▶ **TASK INSTRUCTIONS**:
Select, from the data, each line where "Conformity" occurs.
═══
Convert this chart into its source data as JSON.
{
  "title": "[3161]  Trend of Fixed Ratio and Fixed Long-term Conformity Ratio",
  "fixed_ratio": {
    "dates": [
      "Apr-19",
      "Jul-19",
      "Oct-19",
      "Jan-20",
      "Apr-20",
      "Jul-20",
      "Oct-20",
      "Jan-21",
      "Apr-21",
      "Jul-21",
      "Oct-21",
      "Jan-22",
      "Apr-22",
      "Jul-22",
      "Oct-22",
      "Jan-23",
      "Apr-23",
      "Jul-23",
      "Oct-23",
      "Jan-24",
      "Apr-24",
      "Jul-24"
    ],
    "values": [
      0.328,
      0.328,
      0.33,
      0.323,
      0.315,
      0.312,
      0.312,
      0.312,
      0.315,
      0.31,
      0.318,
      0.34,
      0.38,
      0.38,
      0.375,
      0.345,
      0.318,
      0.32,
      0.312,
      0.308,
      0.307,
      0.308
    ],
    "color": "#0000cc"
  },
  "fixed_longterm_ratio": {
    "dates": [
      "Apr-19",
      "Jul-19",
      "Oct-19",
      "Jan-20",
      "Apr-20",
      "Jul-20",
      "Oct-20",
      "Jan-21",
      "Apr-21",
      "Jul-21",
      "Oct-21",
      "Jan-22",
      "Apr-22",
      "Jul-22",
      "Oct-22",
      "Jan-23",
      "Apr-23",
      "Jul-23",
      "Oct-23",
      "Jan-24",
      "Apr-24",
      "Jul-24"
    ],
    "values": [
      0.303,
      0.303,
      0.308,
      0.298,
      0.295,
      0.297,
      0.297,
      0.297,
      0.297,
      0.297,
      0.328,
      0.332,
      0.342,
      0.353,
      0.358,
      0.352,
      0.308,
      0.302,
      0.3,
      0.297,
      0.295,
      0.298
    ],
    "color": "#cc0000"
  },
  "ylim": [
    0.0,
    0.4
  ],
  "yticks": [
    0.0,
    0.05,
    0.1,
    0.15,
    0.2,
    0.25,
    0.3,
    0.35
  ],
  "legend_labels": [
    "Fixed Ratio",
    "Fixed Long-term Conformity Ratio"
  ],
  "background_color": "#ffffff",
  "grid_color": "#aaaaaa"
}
═══
▶ **REPLY TO THE TASK**:
  "title": "[3161]  Trend of Fixed Ratio and Fixed Long-term Conformity Ratio",
    "Fixed Long-term Conformity Ratio"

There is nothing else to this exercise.